Il bonus bebè e il lavoro riproduttivo delle donne

di IN

In Italia si fanno sempre meno figli e il cosiddetto tasso di fecondità delle donne si sta “pericolosamente” abbassando. Nel 2017 infatti il numero medio di figli per donna era pari a 1,32, il che vuol dire che non tutte generano un figlio e che, chi lo fa, raramente ne fa più di due, con ripercussioni sulla crescita economica. La situazione è tale che in Italia le persone anziane sono oggi più di quelle giovani. Secondo l’Istat, il nostro Paese sta subendo un vero e proprio declino demografico poiché dal 2014 al 2018 la popolazione è diminuita di 677mila persone; dal 2008, invece, il numero di nati ogni anno non arriva alle 500.000 unità. Ciò significa che la popolazione in età lavorativa – e quindi la forza lavoro del capitalismo italiano – è in forte calo e chiaramente questo preoccupa per gli scenari futuri le imprese, le banche, lo Stato e perfino l’Istituto Nazionale di Previdenza Sociale (INPS). Il ruolo riproduttivo della donna, per il capitalismo italiano, è cruciale e irrinunciabile.

Il bonus bebè e gli incentivi alla riproduzione

Da anni i governi che si susseguono provano ad incentivare le famiglie – in particolar modo le donne! – a procreare per far fronte all’ “emergenza” della (ri)produttività insufficiente delle donne, ricorrendo a diversi mezzi. Tra questi, l’escamotage più famoso e imbarazzante fu quello del “Fertility day” del 2016, promosso dell’allora ministra della salute Beatrice Lorenzin.

La soluzione a questa problematica è, secondo la vulgata comune, convincere le donne a rimanere incinte e regalare alla nazione nuovi figli; ma dal momento che gli spot motivazionali del 2016 non sono (ovviamente) bastati, si è pensato di virare verso i sussidi economici. Il “Bonus bebè”, ad esempio, è il nome dell’assegno di natalità erogato nel nostro Paese. Il beneficio spetta alle famiglie con bambini nati o adottati durante l’anno. I genitori richiedenti devono avere un ISEE non superiore ai 25.000 euro e l’assegno ammonta a circa 80 euro al mese per 1 anno.

La Ministra per le pari opportunità e la famiglia Elena Bonetti ha, invece, intenzione di dotare i genitori della cosiddetta “Carta Bimbi”, una carta del valore di 400 euro con la quale le famiglie italiane potranno pagare diversi servizi utili alla crescita della propria prole, come la retta dell’asilo o il/la baby sitter. È previsto dalla manovra finanziaria uno stanziamento di circa 500 milioni di euro – inizialmente si parlava di 100 milioni in più – ed è contemplata una proroga ai servizi previsti che sono, per quest’anno, in scadenza. Nella manovra del prossimo anno sono stati programmati, poi, sussidi mensili per le famiglie con bambini fino a tre anni di età, che vanno dagli 80 ai 160 euro. Si ignorano le soglie di reddito previste dalla manovra, quindi non si sa ancora quali famiglie potranno beneficiare del sussidio e se quest’ultimo verrà ostacolato dal Reddito di Cittadinanza (ma, visto il percorso ad ostacoli creato per accedere a questa miseria di reddito, è probabile che uno finirà col tagliare l’altro).

Record dei riquadri degli elementi

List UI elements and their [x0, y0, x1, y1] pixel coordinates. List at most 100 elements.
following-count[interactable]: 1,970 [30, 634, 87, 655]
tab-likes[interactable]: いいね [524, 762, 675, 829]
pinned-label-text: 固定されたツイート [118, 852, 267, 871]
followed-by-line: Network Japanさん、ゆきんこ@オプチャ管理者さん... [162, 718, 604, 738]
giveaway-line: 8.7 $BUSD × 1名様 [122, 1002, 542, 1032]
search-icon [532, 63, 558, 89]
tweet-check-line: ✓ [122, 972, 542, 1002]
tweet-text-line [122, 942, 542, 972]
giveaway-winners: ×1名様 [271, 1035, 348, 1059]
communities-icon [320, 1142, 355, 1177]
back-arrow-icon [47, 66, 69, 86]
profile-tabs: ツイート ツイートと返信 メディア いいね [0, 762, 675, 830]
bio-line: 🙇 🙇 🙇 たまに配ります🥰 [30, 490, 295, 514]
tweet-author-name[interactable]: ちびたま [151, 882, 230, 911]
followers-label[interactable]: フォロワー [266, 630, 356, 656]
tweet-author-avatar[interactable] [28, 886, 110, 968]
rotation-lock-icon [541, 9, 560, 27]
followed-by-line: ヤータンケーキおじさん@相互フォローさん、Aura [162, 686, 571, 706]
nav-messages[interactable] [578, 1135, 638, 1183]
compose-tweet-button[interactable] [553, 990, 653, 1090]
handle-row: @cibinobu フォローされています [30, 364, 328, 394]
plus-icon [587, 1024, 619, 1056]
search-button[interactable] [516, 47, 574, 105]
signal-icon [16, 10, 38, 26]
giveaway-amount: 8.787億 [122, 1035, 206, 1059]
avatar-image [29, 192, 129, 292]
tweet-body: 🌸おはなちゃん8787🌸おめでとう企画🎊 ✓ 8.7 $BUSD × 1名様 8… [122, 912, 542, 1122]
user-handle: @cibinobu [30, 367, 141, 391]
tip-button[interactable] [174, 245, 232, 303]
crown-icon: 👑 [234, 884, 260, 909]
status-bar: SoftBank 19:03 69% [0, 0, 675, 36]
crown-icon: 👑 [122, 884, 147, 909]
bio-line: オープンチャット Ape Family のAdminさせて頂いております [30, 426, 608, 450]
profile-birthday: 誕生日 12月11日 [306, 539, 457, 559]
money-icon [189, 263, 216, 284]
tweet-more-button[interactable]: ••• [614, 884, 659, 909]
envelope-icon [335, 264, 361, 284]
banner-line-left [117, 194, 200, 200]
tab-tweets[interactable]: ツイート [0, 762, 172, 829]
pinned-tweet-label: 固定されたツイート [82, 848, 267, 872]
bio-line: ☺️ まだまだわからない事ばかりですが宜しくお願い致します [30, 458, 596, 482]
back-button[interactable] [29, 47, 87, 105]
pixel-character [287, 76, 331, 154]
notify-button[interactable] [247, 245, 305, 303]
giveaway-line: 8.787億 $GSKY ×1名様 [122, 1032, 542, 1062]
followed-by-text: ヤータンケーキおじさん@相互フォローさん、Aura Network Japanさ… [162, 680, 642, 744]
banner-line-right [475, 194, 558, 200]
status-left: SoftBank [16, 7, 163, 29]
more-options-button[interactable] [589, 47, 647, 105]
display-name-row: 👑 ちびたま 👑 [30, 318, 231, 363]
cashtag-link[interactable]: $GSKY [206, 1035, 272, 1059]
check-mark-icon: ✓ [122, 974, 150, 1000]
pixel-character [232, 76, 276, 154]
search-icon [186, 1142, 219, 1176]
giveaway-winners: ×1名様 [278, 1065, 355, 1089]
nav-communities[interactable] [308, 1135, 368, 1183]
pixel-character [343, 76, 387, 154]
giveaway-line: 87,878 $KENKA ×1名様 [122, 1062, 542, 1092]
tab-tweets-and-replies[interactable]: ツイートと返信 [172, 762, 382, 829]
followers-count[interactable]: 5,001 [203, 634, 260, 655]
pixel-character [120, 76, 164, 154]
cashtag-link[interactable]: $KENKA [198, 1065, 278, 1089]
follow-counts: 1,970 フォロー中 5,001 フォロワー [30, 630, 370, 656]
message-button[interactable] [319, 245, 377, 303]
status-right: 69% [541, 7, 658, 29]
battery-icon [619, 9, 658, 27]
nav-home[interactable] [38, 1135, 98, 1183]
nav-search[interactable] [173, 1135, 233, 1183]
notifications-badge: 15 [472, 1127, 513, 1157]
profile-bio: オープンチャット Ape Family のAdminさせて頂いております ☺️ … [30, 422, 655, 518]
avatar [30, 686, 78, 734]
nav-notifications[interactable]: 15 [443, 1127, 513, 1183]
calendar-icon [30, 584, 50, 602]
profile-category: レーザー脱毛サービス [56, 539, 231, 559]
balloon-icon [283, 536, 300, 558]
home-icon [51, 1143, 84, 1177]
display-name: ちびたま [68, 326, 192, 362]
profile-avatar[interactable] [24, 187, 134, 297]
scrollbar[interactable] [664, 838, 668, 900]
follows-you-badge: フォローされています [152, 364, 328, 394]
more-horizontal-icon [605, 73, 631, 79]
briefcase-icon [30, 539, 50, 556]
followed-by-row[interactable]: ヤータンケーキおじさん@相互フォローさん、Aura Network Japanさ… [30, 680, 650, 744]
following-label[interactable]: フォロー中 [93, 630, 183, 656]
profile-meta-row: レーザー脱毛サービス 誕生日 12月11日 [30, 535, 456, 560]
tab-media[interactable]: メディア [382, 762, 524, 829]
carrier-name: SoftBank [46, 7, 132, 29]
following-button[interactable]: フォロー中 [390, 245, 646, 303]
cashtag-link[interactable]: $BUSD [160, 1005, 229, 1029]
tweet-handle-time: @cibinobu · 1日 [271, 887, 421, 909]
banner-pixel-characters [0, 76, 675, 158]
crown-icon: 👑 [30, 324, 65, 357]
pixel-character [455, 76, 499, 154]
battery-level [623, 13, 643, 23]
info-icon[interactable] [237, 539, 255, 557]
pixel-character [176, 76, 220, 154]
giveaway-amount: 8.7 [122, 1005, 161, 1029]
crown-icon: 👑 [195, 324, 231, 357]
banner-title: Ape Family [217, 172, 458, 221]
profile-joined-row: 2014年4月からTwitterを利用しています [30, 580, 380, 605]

— PROBLEMA 1 —
Cita dall'articolo sul bonus bebè il passaggio che si apre con le parole contenenti "La soluzione a" e si chiude con "per 1 anno.".
— PROBLEMA 2 —
Scrivi il seguito dell'articolo sul bonus bebè, riprendendo subito dopo l'ultima frase riportata.
I dati non hanno alcun ruolo in questo compito.

— RISPOSTA CORRETTA 1 —
La soluzione a questa problematica è, secondo la vulgata comune, convincere le donne a rimanere incinte e regalare alla nazione nuovi figli; ma dal momento che gli spot motivazionali del 2016 non sono (ovviamente) bastati, si è pensato di virare verso i sussidi economici. Il “Bonus bebè”, ad esempio, è il nome dell’assegno di natalità erogato nel nostro Paese. Il beneficio spetta alle famiglie con bambini nati o adottati durante l’anno. I genitori richiedenti devono avere un ISEE non superiore ai 25.000 euro e l’assegno ammonta a circa 80 euro al mese per 1 anno.

— RISPOSTA CORRETTA 2 —
Queste misure portano con sé sostanziali interrogativi e pesanti critiche. In Italia sono presenti 13.147 servizi socio-educativi per l’infanzia che coprono solo il 24% del potenziale bacino di utenza (bambini sotto i 3 anni). La soglia minima, già di per sé ridicola per una società civile, indicata dall’UE è del 33% (dati Istat). Sia la diffusione degli istituti che le spese previste dai Comuni per gestire gli asili varia da regione a regione, ma una cosa è certa: gli asili sono pochi e non sono minimamente sufficienti ad accogliere tutti i bambini le cui famiglie dovrebbero poter accedere a questo servizio. Le conseguenze sono due: o i bambini vengono iscritti a degli istituti privati (per le poche famiglie che possono permetterselo) o uno dei genitori deve rimanere a casa per poter accudire il bambino o la bambina e, molto spesso, questo genitore è ovviamente la madre. Gli incentivi previsti, che è bene ricordarlo coprono appena 12 mesi di vita della prole, non consentono certo di sostenere un’eventuale retta annuale per un asilo privato! La società capitalista come sempre si prende gioco di noi: 80, 160 euro al mese o 400 euro l’anno potranno mai seriamente permettere ad una famiglia proletaria di crescere in maniera dignitosa la propria figlia o il proprio figlio? La decisione di sostenere una gravidanza – perché, se non fosse ancora abbastanza chiaro è una scelta e non un favore obbligato che si fa alla nazione – può forse essere influenzata dall’elemosina che viene elargita alle coppie di genitori?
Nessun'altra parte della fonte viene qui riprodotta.